* [AIM OF THE TASK]: Every entry must be repeated exactly. Exclude all pictures.
────────────────────
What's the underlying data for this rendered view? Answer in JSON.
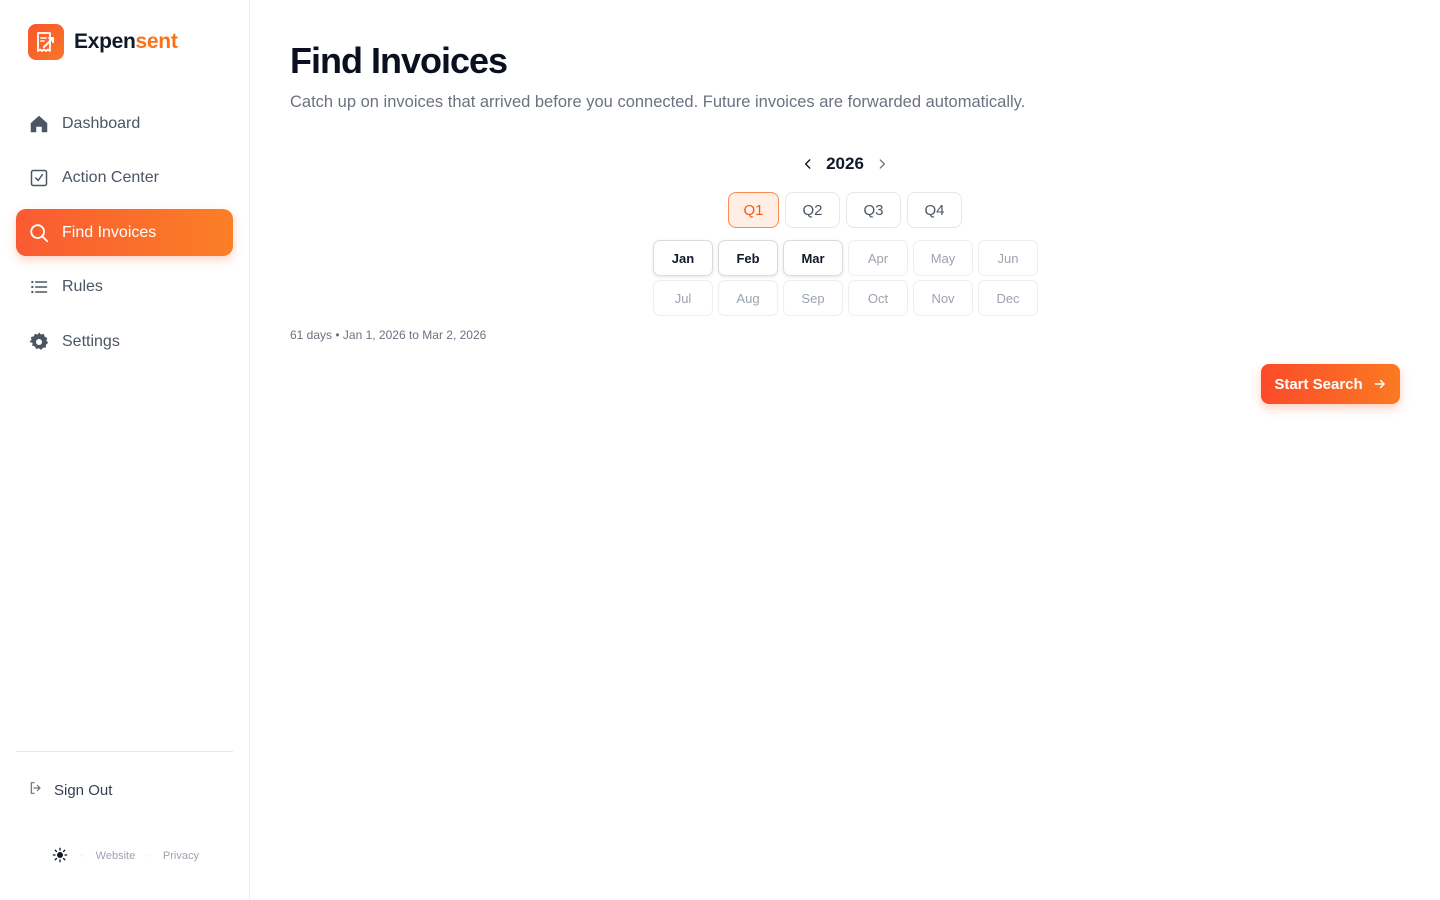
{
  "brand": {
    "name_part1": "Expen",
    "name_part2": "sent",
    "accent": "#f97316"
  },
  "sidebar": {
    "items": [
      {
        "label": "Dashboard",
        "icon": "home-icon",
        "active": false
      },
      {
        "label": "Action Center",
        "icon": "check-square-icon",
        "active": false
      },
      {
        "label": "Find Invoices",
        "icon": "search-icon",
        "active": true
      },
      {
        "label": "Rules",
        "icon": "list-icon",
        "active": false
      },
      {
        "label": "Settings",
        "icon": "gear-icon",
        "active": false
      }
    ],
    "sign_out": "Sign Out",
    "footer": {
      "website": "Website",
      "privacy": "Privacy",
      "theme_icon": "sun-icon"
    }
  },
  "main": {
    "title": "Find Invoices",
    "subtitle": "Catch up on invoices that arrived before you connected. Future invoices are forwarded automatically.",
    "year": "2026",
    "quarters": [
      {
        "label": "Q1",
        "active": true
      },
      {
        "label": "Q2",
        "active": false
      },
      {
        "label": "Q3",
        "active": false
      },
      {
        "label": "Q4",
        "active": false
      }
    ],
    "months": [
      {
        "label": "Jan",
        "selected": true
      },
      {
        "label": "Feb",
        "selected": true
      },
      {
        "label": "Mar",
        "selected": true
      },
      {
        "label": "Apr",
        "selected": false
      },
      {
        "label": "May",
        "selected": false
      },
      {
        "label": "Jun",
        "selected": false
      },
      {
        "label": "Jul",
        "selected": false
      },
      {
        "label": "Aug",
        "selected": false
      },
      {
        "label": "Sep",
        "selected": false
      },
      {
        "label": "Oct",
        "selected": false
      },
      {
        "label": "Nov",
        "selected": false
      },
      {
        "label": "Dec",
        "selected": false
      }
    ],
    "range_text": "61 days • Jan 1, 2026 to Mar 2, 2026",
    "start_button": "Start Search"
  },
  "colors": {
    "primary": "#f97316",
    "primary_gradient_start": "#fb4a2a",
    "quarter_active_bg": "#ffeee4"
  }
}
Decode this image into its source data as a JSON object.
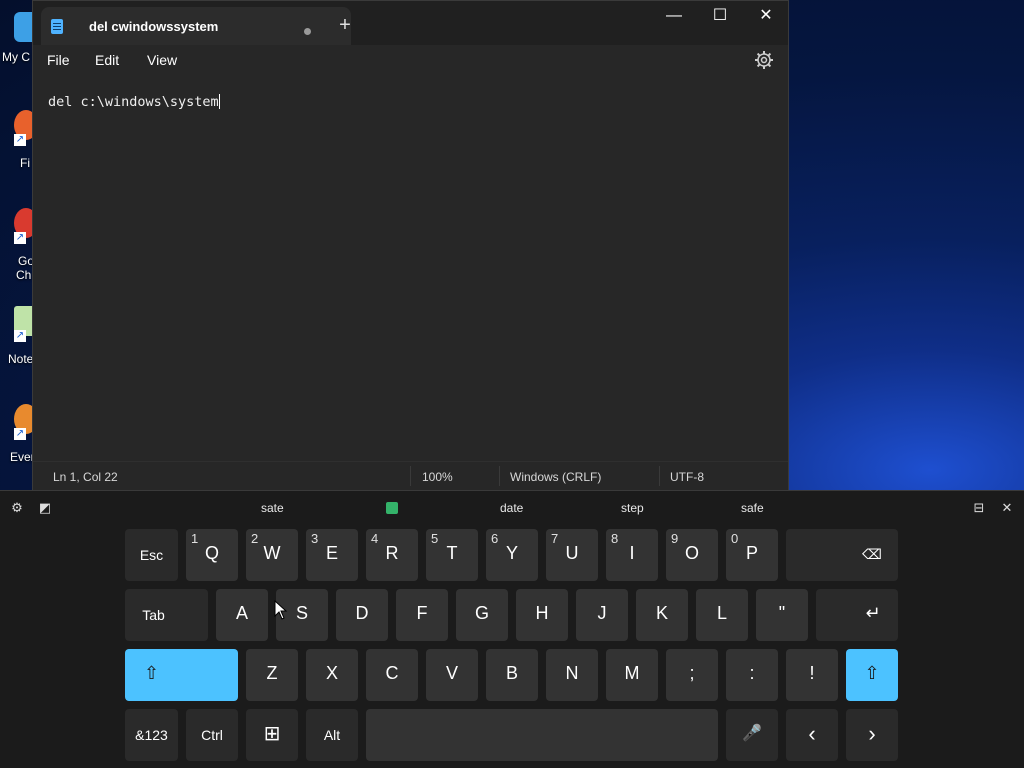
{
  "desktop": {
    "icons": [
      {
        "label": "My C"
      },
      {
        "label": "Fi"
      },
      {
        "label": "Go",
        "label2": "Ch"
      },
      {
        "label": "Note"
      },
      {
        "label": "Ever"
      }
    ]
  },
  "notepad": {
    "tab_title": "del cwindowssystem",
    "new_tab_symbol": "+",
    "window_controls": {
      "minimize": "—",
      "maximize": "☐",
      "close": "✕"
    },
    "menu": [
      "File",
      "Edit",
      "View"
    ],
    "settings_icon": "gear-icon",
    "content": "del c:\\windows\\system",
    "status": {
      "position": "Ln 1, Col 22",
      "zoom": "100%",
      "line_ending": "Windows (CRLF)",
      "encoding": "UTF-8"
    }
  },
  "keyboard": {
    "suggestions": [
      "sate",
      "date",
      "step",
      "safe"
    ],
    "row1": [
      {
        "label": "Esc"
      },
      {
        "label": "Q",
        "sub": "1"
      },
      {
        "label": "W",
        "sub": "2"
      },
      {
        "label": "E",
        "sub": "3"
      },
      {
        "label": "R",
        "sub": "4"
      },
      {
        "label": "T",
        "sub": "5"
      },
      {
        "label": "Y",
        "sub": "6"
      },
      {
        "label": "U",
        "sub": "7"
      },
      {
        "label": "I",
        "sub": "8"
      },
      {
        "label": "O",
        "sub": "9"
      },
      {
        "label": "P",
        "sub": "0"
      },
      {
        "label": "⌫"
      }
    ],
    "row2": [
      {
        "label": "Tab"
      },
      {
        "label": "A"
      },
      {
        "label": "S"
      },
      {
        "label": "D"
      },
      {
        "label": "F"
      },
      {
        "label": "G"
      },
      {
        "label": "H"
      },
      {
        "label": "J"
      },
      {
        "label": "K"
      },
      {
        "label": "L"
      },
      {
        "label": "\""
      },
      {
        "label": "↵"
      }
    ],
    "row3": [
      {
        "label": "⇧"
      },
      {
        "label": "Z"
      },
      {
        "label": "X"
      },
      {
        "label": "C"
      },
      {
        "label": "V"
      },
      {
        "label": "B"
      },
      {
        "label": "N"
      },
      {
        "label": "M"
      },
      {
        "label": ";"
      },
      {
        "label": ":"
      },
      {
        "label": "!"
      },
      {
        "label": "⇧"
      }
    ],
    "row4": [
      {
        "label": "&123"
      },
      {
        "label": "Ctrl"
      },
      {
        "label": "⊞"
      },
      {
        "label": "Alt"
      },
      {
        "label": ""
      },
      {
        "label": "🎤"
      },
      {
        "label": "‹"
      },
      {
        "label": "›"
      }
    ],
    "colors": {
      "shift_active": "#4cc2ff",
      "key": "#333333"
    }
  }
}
────────────────────
* [SOLUTION TO THIS TASK]:
What's the underlying data for this rendered view? Answer in JSON.
{
  "brand": {
    "name_part1": "Expen",
    "name_part2": "sent",
    "accent": "#f97316"
  },
  "sidebar": {
    "items": [
      {
        "label": "Dashboard",
        "icon": "home-icon",
        "active": false
      },
      {
        "label": "Action Center",
        "icon": "check-square-icon",
        "active": false
      },
      {
        "label": "Find Invoices",
        "icon": "search-icon",
        "active": true
      },
      {
        "label": "Rules",
        "icon": "list-icon",
        "active": false
      },
      {
        "label": "Settings",
        "icon": "gear-icon",
        "active": false
      }
    ],
    "sign_out": "Sign Out",
    "footer": {
      "website": "Website",
      "privacy": "Privacy",
      "theme_icon": "sun-icon"
    }
  },
  "main": {
    "title": "Find Invoices",
    "subtitle": "Catch up on invoices that arrived before you connected. Future invoices are forwarded automatically.",
    "year": "2026",
    "quarters": [
      {
        "label": "Q1",
        "active": true
      },
      {
        "label": "Q2",
        "active": false
      },
      {
        "label": "Q3",
        "active": false
      },
      {
        "label": "Q4",
        "active": false
      }
    ],
    "months": [
      {
        "label": "Jan",
        "selected": true
      },
      {
        "label": "Feb",
        "selected": true
      },
      {
        "label": "Mar",
        "selected": true
      },
      {
        "label": "Apr",
        "selected": false
      },
      {
        "label": "May",
        "selected": false
      },
      {
        "label": "Jun",
        "selected": false
      },
      {
        "label": "Jul",
        "selected": false
      },
      {
        "label": "Aug",
        "selected": false
      },
      {
        "label": "Sep",
        "selected": false
      },
      {
        "label": "Oct",
        "selected": false
      },
      {
        "label": "Nov",
        "selected": false
      },
      {
        "label": "Dec",
        "selected": false
      }
    ],
    "range_text": "61 days • Jan 1, 2026 to Mar 2, 2026",
    "start_button": "Start Search"
  },
  "colors": {
    "primary": "#f97316",
    "primary_gradient_start": "#fb4a2a",
    "quarter_active_bg": "#ffeee4"
  }
}
Decode this image into its source data as a JSON object.
{
  "desktop": {
    "icons": [
      {
        "label": "My C"
      },
      {
        "label": "Fi"
      },
      {
        "label": "Go",
        "label2": "Ch"
      },
      {
        "label": "Note"
      },
      {
        "label": "Ever"
      }
    ]
  },
  "notepad": {
    "tab_title": "del cwindowssystem",
    "new_tab_symbol": "+",
    "window_controls": {
      "minimize": "—",
      "maximize": "☐",
      "close": "✕"
    },
    "menu": [
      "File",
      "Edit",
      "View"
    ],
    "settings_icon": "gear-icon",
    "content": "del c:\\windows\\system",
    "status": {
      "position": "Ln 1, Col 22",
      "zoom": "100%",
      "line_ending": "Windows (CRLF)",
      "encoding": "UTF-8"
    }
  },
  "keyboard": {
    "suggestions": [
      "sate",
      "date",
      "step",
      "safe"
    ],
    "row1": [
      {
        "label": "Esc"
      },
      {
        "label": "Q",
        "sub": "1"
      },
      {
        "label": "W",
        "sub": "2"
      },
      {
        "label": "E",
        "sub": "3"
      },
      {
        "label": "R",
        "sub": "4"
      },
      {
        "label": "T",
        "sub": "5"
      },
      {
        "label": "Y",
        "sub": "6"
      },
      {
        "label": "U",
        "sub": "7"
      },
      {
        "label": "I",
        "sub": "8"
      },
      {
        "label": "O",
        "sub": "9"
      },
      {
        "label": "P",
        "sub": "0"
      },
      {
        "label": "⌫"
      }
    ],
    "row2": [
      {
        "label": "Tab"
      },
      {
        "label": "A"
      },
      {
        "label": "S"
      },
      {
        "label": "D"
      },
      {
        "label": "F"
      },
      {
        "label": "G"
      },
      {
        "label": "H"
      },
      {
        "label": "J"
      },
      {
        "label": "K"
      },
      {
        "label": "L"
      },
      {
        "label": "\""
      },
      {
        "label": "↵"
      }
    ],
    "row3": [
      {
        "label": "⇧"
      },
      {
        "label": "Z"
      },
      {
        "label": "X"
      },
      {
        "label": "C"
      },
      {
        "label": "V"
      },
      {
        "label": "B"
      },
      {
        "label": "N"
      },
      {
        "label": "M"
      },
      {
        "label": ";"
      },
      {
        "label": ":"
      },
      {
        "label": "!"
      },
      {
        "label": "⇧"
      }
    ],
    "row4": [
      {
        "label": "&123"
      },
      {
        "label": "Ctrl"
      },
      {
        "label": "⊞"
      },
      {
        "label": "Alt"
      },
      {
        "label": ""
      },
      {
        "label": "🎤"
      },
      {
        "label": "‹"
      },
      {
        "label": "›"
      }
    ],
    "colors": {
      "shift_active": "#4cc2ff",
      "key": "#333333"
    }
  }
}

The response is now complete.